Spatial annotation records
:::
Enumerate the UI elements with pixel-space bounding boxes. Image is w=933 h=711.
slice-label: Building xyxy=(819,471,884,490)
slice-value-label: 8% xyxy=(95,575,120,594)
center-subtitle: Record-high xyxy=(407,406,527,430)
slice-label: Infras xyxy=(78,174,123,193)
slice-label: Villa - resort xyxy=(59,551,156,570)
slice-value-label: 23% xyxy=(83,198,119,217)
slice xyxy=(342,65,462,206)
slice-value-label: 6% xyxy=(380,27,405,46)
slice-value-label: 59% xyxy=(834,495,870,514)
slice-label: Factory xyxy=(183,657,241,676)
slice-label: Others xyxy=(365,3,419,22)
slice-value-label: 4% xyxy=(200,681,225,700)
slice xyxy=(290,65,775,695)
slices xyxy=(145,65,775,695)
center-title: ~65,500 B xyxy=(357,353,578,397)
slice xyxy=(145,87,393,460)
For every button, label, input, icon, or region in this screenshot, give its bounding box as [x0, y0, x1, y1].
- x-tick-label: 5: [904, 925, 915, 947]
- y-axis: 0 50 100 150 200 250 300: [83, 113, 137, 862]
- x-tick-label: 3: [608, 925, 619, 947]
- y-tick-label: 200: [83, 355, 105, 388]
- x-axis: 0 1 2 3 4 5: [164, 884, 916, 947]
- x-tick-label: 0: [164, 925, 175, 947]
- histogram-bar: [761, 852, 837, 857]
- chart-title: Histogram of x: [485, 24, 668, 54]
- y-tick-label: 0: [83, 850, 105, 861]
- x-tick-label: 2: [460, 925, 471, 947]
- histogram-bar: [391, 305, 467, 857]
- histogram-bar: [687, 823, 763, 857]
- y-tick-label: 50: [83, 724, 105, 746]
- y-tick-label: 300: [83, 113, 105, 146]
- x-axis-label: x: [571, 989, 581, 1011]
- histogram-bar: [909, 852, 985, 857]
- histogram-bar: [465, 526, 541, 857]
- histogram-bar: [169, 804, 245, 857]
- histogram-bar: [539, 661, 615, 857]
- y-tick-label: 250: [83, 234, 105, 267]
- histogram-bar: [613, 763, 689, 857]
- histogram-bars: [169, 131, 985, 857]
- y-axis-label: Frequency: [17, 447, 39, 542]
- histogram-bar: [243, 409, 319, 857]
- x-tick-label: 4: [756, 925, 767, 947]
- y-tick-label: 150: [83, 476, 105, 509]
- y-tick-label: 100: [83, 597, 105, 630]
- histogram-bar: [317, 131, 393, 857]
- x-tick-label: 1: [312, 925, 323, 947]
:::
WRITTEN PROBLEM: Render each line of the material above as a Markdown table with the columns "Row" and "Line", numbering the rows in order and omitting blank lines.

EXPECTED ANSWER:
| Row | Line |
|---|---|
| 1 | Enumerate the UI elements with pixel-space bounding boxes. Image is w=933 h=711. |
| 2 | slice-label: Building xyxy=(819,471,884,490) |
| 3 | slice-value-label: 8% xyxy=(95,575,120,594) |
| 4 | center-subtitle: Record-high xyxy=(407,406,527,430) |
| 5 | slice-label: Infras xyxy=(78,174,123,193) |
| 6 | slice-label: Villa - resort xyxy=(59,551,156,570) |
| 7 | slice-value-label: 23% xyxy=(83,198,119,217) |
| 8 | slice xyxy=(342,65,462,206) |
| 9 | slice-value-label: 6% xyxy=(380,27,405,46) |
| 10 | slice-value-label: 59% xyxy=(834,495,870,514) |
| 11 | slice-label: Factory xyxy=(183,657,241,676) |
| 12 | slice-label: Others xyxy=(365,3,419,22) |
| 13 | slice-value-label: 4% xyxy=(200,681,225,700) |
| 14 | slice xyxy=(290,65,775,695) |
| 15 | slices xyxy=(145,65,775,695) |
| 16 | center-title: ~65,500 B xyxy=(357,353,578,397) |
| 17 | slice xyxy=(145,87,393,460) |
| 18 | For every button, label, input, icon, or region in this screenshot, give its bounding box as [x0, y0, x1, y1]. |
| 19 | - x-tick-label: 5: [904, 925, 915, 947] |
| 20 | - y-axis: 0 50 100 150 200 250 300: [83, 113, 137, 862] |
| 21 | - x-tick-label: 3: [608, 925, 619, 947] |
| 22 | - y-tick-label: 200: [83, 355, 105, 388] |
| 23 | - x-axis: 0 1 2 3 4 5: [164, 884, 916, 947] |
| 24 | - x-tick-label: 0: [164, 925, 175, 947] |
| 25 | - histogram-bar: [761, 852, 837, 857] |
| 26 | - chart-title: Histogram of x: [485, 24, 668, 54] |
| 27 | - y-tick-label: 0: [83, 850, 105, 861] |
| 28 | - x-tick-label: 2: [460, 925, 471, 947] |
| 29 | - histogram-bar: [391, 305, 467, 857] |
| 30 | - histogram-bar: [687, 823, 763, 857] |
| 31 | - y-tick-label: 50: [83, 724, 105, 746] |
| 32 | - y-tick-label: 300: [83, 113, 105, 146] |
| 33 | - x-axis-label: x: [571, 989, 581, 1011] |
| 34 | - histogram-bar: [909, 852, 985, 857] |
| 35 | - histogram-bar: [465, 526, 541, 857] |
| 36 | - histogram-bar: [169, 804, 245, 857] |
| 37 | - histogram-bar: [539, 661, 615, 857] |
| 38 | - y-tick-label: 250: [83, 234, 105, 267] |
| 39 | - histogram-bar: [613, 763, 689, 857] |
| 40 | - histogram-bars: [169, 131, 985, 857] |
| 41 | - y-axis-label: Frequency: [17, 447, 39, 542] |
| 42 | - histogram-bar: [243, 409, 319, 857] |
| 43 | - x-tick-label: 4: [756, 925, 767, 947] |
| 44 | - y-tick-label: 150: [83, 476, 105, 509] |
| 45 | - y-tick-label: 100: [83, 597, 105, 630] |
| 46 | - histogram-bar: [317, 131, 393, 857] |
| 47 | - x-tick-label: 1: [312, 925, 323, 947] |